→ **The problem**: Where a line below holds the string "Parse", copy that line.

→ **Supplied data**:
▬▬▬▬▬▬

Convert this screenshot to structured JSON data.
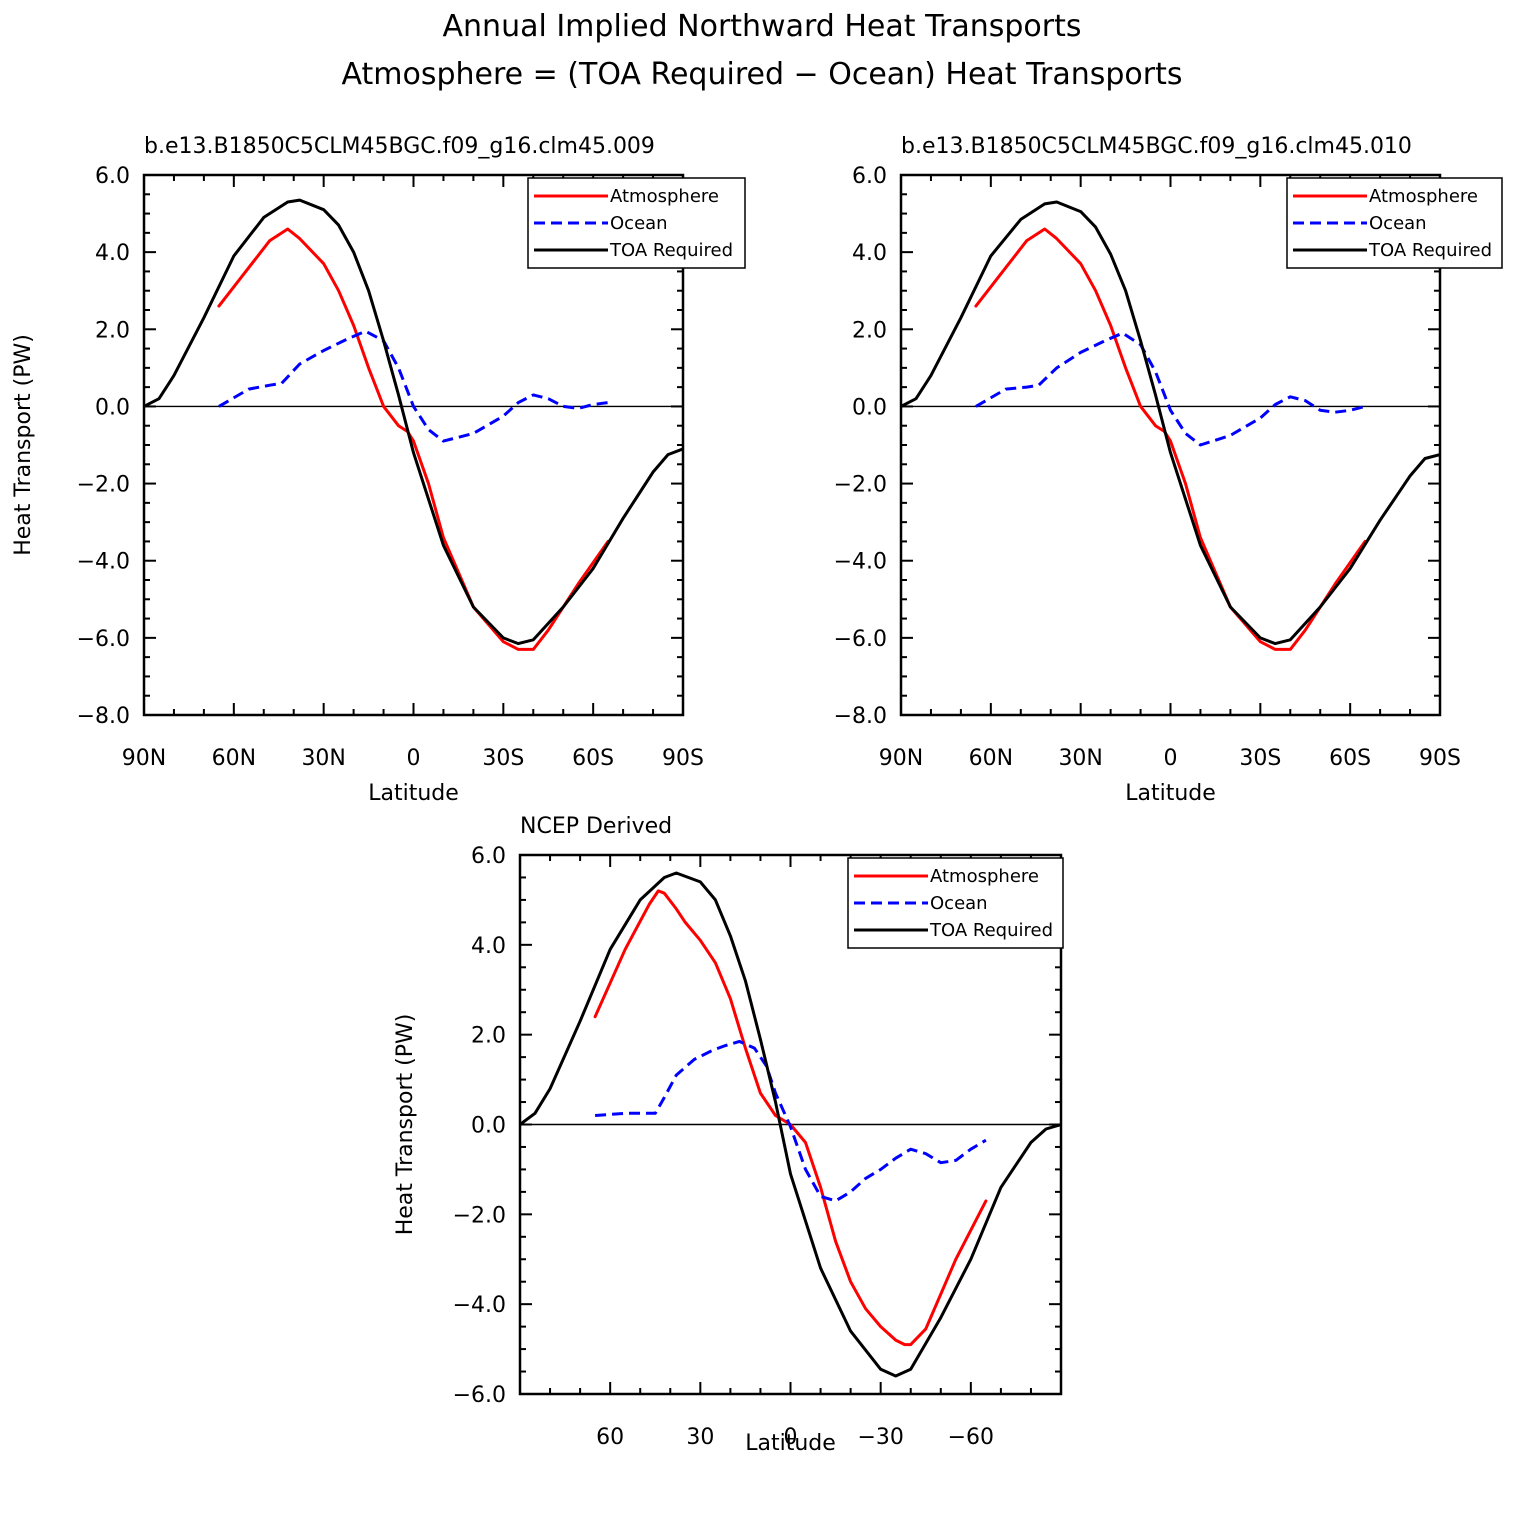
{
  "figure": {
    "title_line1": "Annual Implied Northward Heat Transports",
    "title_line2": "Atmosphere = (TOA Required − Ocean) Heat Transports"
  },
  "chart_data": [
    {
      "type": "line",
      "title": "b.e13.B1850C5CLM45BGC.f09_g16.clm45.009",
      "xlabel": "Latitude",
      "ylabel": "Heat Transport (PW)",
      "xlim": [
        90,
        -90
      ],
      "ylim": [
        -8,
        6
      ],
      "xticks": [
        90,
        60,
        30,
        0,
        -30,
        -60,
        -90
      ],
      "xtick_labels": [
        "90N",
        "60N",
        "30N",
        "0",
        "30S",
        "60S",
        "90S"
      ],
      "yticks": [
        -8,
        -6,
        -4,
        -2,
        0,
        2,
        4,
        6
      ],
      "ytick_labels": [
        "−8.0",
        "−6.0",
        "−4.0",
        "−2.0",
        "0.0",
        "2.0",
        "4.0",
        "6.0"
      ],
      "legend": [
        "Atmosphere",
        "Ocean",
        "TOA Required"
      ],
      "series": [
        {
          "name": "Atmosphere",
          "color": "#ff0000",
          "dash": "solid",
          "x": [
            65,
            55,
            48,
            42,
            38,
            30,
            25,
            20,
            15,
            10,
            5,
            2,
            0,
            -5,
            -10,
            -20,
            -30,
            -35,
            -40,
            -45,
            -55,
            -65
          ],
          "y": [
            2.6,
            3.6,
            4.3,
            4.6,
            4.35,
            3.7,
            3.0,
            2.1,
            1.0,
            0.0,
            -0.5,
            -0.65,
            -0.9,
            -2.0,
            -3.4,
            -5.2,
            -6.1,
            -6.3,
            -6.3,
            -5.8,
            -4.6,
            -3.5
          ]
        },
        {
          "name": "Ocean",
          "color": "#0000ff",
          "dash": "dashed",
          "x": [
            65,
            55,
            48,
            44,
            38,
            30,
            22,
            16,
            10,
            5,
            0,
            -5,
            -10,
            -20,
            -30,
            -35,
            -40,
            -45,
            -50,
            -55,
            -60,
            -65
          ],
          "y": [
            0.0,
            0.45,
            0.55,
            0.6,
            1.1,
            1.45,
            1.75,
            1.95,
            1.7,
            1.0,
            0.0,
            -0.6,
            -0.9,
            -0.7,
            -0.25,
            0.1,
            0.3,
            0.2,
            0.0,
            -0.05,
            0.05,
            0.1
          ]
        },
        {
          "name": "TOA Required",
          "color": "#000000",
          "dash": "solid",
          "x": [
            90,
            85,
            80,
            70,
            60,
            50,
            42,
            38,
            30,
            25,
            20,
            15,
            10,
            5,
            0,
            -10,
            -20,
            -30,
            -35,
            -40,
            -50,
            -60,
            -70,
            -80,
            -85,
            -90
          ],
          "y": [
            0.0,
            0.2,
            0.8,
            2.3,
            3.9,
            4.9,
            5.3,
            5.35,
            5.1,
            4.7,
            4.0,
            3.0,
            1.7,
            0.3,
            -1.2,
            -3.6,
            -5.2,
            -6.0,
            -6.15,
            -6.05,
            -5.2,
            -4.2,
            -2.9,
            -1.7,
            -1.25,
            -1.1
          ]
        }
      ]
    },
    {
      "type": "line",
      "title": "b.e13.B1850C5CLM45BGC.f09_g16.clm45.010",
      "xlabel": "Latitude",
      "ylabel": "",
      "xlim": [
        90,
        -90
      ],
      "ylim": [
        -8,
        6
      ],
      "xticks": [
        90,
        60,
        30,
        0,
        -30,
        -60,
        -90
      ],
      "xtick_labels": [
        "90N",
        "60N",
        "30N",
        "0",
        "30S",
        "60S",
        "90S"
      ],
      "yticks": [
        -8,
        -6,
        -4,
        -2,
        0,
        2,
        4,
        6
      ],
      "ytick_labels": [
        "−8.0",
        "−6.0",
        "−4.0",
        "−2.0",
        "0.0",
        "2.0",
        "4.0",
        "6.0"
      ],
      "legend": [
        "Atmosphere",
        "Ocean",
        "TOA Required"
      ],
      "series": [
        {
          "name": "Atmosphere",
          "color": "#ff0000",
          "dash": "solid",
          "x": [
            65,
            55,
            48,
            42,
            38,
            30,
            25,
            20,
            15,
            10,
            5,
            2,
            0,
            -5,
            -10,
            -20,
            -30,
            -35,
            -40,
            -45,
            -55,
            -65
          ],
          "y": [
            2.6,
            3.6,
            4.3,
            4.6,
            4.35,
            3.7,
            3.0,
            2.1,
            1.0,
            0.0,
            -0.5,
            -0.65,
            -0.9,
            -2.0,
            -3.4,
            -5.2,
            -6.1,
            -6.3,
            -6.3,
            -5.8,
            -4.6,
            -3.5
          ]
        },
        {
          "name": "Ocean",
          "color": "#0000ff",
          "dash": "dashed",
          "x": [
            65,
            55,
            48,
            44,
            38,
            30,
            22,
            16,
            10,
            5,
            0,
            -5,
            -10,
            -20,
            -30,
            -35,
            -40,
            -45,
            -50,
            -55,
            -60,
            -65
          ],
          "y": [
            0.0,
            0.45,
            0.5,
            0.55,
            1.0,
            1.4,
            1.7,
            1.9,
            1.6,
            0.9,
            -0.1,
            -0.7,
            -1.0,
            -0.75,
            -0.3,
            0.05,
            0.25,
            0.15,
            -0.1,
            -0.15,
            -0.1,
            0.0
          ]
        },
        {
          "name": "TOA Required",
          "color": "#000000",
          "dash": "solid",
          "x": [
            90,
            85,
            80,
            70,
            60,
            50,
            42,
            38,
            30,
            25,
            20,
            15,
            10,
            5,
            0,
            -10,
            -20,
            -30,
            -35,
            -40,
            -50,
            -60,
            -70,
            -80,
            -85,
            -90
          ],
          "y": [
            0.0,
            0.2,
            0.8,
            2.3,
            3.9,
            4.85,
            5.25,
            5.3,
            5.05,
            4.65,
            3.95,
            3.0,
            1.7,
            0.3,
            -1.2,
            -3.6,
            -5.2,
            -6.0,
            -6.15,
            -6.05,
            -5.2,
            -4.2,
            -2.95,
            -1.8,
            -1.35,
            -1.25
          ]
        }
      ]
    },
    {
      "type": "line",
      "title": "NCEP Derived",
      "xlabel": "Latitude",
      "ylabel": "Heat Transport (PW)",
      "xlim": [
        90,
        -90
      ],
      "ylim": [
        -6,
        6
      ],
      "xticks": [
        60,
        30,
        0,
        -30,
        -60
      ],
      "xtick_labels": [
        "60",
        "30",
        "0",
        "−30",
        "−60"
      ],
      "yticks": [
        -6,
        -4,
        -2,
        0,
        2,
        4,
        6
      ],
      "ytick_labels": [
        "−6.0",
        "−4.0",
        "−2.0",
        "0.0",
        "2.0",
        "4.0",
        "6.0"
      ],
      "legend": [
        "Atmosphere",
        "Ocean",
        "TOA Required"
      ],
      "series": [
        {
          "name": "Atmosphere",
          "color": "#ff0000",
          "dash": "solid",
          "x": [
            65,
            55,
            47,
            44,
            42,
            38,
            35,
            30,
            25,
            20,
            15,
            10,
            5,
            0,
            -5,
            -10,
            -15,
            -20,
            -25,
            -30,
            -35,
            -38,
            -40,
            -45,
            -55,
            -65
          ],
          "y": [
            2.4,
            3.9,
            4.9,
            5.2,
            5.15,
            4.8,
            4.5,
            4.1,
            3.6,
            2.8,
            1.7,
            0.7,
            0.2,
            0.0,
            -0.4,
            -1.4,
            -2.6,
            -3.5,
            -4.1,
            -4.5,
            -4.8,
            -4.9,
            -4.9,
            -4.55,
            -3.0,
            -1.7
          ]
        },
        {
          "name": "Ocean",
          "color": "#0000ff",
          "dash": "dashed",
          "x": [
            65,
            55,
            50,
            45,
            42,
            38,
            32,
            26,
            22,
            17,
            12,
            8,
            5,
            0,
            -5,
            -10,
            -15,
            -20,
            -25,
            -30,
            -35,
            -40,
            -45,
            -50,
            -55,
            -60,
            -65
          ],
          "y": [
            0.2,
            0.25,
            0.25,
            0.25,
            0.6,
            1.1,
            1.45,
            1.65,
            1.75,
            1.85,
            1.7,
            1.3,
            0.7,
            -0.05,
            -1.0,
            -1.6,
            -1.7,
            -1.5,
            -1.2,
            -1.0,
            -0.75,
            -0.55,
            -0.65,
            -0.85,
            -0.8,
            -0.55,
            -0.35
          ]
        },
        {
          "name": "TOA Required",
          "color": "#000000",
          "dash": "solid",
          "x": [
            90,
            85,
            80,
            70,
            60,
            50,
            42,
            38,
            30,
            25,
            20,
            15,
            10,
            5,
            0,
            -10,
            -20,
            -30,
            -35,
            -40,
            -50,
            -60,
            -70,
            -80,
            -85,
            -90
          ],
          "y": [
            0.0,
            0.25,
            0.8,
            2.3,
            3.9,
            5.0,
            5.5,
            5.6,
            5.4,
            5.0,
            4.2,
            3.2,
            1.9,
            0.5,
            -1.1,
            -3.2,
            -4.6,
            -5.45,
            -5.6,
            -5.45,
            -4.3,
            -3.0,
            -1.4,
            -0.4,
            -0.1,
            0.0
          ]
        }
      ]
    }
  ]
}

▬▬▬▬▬▬

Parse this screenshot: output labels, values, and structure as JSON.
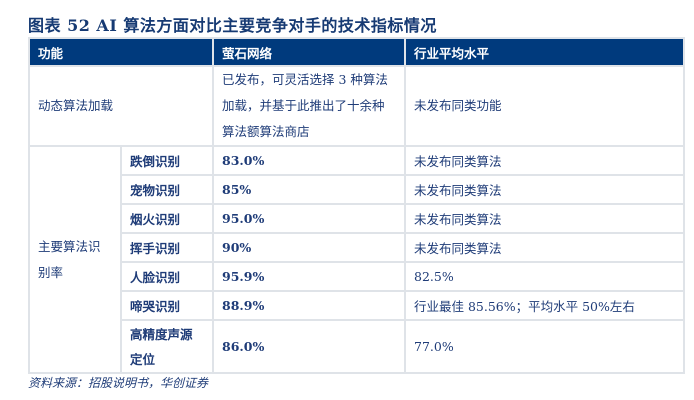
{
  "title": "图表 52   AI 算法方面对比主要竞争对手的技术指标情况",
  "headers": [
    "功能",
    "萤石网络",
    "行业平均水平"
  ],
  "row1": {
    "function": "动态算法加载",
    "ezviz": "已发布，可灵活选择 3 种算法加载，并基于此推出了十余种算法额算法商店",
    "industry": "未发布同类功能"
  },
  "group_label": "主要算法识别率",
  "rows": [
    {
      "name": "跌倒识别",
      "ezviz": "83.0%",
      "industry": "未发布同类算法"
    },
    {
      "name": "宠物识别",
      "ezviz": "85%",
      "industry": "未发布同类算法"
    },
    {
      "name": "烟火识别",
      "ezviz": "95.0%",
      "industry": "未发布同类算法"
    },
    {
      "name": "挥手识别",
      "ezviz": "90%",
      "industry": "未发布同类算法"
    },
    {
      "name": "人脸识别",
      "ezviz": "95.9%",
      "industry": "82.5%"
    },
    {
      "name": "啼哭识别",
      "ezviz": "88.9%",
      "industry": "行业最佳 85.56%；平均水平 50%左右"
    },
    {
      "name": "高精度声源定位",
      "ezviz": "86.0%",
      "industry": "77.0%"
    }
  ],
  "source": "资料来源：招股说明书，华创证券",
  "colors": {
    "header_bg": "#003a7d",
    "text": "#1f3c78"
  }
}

▬▬▬▬▬▬

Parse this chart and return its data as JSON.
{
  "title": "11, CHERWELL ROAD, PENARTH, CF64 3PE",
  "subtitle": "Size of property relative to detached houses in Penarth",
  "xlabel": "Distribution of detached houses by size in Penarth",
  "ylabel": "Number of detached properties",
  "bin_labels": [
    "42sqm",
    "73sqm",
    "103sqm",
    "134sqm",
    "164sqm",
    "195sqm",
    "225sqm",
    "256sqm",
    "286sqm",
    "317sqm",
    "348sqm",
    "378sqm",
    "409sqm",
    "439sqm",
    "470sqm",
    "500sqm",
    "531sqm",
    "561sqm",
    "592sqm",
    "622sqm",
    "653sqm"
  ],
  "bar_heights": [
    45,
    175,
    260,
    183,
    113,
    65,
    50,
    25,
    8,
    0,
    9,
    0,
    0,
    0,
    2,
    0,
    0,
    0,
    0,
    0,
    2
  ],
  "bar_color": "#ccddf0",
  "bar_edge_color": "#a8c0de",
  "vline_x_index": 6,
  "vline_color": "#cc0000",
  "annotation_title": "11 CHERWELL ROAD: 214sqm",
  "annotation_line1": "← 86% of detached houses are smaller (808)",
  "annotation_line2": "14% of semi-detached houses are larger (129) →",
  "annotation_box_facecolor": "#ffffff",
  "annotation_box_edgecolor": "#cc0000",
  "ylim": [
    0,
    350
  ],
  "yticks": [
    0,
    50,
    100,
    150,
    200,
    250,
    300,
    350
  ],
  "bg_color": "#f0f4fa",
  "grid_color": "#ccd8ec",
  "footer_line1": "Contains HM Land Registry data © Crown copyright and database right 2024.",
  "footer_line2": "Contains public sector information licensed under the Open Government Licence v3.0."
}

▬▬▬▬▬▬

→ **Solution**:
Parse this screenshot: output labels, values, and structure as JSON.
Parse this chart and return its data as JSON.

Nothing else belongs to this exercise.